## The task
Find each line containing the string "Users" and return it.

## Entries provided
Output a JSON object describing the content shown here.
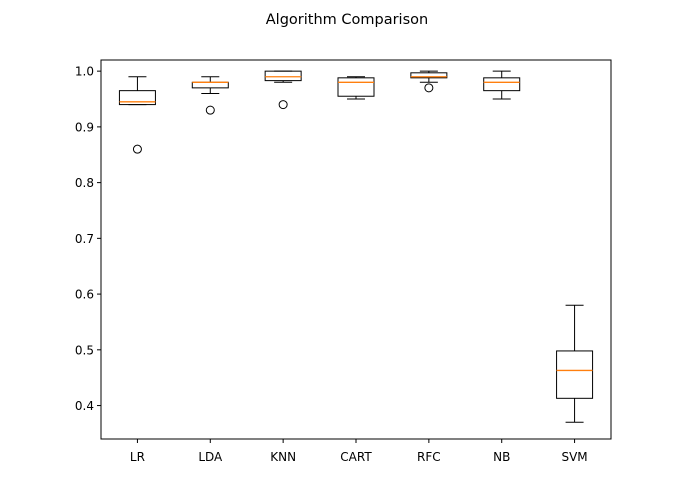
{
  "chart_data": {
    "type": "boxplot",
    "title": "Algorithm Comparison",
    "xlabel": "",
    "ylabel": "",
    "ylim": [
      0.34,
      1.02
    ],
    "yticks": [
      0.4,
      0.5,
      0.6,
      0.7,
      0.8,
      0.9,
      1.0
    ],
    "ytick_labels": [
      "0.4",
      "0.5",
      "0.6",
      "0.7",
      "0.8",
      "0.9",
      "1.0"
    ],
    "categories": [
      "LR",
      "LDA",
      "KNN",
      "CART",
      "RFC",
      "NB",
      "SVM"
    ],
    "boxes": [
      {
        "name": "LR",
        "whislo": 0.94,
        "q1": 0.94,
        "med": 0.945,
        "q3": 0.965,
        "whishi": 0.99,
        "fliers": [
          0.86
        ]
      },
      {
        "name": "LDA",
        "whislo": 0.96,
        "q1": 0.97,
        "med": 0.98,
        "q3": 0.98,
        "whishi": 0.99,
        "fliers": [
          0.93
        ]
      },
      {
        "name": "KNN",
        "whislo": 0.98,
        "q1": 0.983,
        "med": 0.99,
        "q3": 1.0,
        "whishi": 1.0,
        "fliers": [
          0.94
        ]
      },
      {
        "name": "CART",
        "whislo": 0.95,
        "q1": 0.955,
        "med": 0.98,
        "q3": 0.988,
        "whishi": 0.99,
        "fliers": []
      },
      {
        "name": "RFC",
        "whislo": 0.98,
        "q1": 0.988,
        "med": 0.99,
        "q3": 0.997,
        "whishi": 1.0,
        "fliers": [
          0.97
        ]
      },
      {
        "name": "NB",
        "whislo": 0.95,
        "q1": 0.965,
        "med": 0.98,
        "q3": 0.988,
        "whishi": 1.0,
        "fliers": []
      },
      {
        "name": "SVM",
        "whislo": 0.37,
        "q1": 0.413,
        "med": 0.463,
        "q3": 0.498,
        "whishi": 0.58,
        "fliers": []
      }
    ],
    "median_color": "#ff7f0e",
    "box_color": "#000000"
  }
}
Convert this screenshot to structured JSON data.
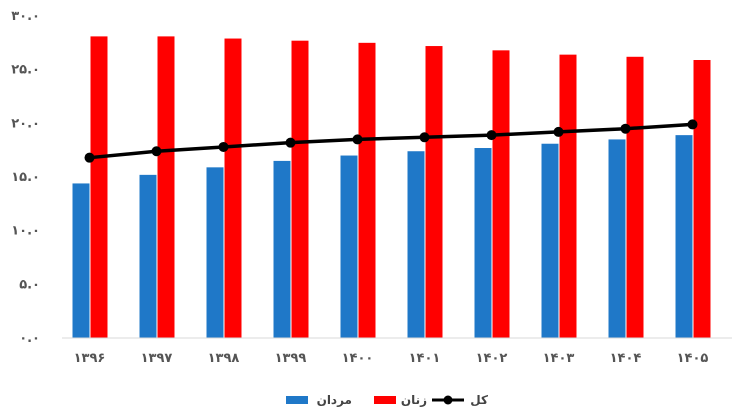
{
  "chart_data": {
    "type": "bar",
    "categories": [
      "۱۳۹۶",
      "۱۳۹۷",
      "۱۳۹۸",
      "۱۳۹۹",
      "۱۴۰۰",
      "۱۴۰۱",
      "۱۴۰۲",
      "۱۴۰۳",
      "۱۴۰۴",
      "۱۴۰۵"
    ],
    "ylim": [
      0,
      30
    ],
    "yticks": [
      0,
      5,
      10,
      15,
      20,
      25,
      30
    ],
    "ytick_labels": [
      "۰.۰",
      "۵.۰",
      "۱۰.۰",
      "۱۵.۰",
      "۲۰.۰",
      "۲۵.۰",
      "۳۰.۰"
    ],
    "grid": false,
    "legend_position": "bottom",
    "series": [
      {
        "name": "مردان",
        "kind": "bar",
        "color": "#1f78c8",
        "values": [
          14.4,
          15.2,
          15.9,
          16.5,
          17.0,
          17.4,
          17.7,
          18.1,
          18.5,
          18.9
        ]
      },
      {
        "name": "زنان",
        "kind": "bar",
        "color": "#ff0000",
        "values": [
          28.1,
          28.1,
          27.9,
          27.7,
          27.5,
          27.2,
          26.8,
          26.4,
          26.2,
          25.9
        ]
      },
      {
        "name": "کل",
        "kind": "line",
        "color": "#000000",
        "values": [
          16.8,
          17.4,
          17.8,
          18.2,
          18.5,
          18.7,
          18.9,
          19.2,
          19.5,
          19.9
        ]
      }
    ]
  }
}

...

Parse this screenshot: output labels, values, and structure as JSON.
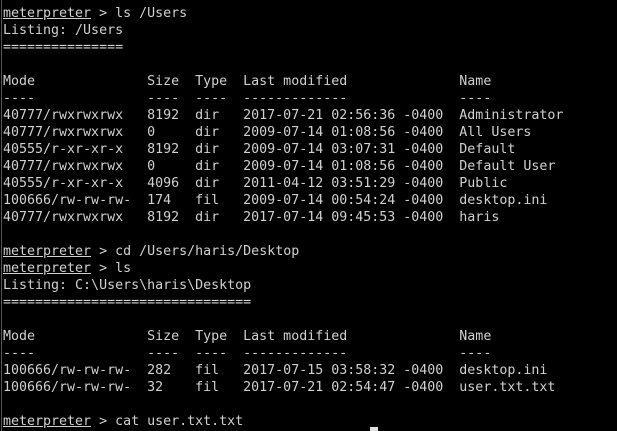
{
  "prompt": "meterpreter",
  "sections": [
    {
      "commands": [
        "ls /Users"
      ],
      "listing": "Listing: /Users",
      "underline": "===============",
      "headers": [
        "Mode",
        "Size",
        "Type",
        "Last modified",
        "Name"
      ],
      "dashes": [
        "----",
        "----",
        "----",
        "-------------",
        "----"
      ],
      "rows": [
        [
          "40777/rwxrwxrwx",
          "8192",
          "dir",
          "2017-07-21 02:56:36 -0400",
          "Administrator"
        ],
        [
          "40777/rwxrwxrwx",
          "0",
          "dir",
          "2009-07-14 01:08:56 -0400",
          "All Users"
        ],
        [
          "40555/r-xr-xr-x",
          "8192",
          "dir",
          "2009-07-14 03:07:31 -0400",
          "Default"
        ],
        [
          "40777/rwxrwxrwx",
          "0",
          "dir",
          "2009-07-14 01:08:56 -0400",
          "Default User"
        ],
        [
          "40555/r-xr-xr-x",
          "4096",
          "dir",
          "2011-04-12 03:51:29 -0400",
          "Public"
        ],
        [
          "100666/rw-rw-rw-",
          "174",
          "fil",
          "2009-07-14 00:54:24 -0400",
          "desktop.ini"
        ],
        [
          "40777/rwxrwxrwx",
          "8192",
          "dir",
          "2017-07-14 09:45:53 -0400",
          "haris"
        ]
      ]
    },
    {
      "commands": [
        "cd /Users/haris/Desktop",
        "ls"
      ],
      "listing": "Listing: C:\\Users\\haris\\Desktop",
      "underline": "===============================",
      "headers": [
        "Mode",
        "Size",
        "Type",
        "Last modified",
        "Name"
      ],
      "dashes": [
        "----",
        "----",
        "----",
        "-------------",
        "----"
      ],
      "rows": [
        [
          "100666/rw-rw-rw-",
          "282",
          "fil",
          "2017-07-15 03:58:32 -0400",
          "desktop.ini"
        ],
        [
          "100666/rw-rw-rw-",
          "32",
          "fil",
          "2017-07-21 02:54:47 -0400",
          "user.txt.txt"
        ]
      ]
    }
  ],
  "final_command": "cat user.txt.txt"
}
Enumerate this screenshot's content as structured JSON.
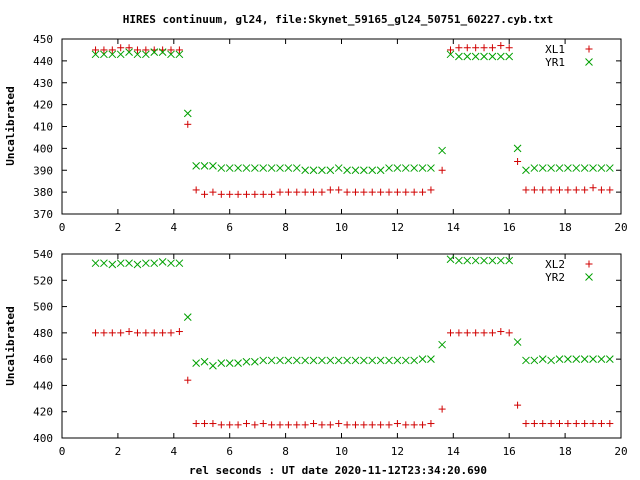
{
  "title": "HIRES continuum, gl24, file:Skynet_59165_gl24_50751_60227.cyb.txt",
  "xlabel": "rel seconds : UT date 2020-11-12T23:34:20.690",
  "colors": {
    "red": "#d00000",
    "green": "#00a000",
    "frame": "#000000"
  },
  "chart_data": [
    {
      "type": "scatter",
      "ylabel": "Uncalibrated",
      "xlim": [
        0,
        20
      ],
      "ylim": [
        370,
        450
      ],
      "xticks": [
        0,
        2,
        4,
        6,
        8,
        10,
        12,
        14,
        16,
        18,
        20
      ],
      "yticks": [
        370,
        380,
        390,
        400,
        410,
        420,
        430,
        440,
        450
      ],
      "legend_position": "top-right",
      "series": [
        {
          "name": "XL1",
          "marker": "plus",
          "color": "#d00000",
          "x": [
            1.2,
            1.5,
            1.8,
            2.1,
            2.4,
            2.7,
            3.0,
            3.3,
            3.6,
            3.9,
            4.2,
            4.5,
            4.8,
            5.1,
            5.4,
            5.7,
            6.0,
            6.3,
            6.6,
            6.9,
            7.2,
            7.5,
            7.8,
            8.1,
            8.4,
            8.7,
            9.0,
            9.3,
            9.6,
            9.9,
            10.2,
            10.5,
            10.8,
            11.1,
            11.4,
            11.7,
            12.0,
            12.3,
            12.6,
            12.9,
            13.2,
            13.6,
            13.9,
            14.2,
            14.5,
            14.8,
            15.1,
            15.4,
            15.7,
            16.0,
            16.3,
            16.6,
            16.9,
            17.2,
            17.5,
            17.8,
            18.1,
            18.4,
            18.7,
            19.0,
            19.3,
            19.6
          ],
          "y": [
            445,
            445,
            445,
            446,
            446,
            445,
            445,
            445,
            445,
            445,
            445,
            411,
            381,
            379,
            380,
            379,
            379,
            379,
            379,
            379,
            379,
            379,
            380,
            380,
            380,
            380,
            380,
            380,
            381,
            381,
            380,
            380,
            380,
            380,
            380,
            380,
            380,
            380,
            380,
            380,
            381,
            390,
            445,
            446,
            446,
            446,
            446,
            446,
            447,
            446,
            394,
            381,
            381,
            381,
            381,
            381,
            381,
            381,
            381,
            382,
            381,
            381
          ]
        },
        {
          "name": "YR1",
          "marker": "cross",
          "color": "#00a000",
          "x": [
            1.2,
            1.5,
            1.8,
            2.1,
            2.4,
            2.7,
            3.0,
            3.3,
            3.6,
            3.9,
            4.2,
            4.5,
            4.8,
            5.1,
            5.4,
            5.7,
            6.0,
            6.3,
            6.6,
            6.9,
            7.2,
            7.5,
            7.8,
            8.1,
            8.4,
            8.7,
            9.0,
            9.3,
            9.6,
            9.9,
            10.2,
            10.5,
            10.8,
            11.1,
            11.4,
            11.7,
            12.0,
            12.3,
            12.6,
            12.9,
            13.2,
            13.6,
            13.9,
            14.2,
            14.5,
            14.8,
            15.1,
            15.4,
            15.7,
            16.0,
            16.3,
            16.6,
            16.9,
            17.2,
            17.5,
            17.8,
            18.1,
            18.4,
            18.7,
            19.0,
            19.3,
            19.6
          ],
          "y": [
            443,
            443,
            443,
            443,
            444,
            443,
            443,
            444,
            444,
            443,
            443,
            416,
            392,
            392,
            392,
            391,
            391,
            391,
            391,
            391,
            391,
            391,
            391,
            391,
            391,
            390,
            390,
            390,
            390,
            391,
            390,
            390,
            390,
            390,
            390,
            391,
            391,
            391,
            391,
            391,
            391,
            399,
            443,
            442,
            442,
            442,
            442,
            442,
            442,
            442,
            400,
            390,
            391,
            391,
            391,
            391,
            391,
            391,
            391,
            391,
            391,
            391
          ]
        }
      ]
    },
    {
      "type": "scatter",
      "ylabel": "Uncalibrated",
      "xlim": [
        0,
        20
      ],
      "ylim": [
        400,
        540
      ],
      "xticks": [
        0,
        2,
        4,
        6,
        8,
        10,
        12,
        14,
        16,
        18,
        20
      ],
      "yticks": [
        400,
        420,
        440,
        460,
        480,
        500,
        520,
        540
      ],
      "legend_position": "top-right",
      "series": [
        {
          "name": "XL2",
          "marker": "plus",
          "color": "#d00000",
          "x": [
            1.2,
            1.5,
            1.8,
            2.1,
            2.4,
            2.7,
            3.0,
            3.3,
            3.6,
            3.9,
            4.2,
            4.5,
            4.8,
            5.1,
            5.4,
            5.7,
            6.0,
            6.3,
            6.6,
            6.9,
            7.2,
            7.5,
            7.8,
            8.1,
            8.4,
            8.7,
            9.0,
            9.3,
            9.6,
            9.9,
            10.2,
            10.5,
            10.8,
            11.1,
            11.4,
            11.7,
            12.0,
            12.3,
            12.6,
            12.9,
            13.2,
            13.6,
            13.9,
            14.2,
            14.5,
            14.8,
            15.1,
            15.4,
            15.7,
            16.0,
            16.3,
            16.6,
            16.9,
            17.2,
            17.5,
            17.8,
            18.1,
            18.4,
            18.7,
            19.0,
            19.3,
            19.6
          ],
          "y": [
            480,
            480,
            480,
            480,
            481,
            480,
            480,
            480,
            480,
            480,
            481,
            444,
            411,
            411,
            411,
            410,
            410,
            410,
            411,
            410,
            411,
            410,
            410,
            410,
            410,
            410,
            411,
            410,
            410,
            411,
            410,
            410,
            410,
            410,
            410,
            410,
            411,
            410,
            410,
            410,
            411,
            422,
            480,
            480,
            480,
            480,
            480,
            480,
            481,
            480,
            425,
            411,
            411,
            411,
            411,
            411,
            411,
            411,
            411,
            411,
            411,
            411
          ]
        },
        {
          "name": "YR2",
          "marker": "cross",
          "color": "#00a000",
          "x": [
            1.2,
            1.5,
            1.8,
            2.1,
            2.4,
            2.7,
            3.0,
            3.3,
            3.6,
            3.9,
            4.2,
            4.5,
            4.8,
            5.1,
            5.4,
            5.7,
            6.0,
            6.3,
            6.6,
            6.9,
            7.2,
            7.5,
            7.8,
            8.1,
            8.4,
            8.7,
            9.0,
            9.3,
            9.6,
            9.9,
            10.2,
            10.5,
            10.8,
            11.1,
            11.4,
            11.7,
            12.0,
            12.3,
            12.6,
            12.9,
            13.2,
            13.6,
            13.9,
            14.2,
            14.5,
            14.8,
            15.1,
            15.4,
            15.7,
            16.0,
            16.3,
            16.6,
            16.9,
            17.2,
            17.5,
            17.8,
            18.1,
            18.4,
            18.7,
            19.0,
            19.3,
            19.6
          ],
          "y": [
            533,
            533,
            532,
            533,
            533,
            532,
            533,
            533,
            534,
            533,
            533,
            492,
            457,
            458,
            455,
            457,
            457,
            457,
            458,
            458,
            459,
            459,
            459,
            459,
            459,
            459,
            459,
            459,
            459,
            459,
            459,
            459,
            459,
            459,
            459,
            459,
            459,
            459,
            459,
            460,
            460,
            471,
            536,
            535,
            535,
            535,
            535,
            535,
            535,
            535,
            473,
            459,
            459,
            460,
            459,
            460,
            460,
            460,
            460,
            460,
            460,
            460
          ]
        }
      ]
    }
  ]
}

## Written response
        "ls /Users"
      "listing": "Listing: /Users",
          "All Users"
        "cd /Users/haris/Desktop",
      "listing": "Listing: C:\\Users\\haris\\Desktop",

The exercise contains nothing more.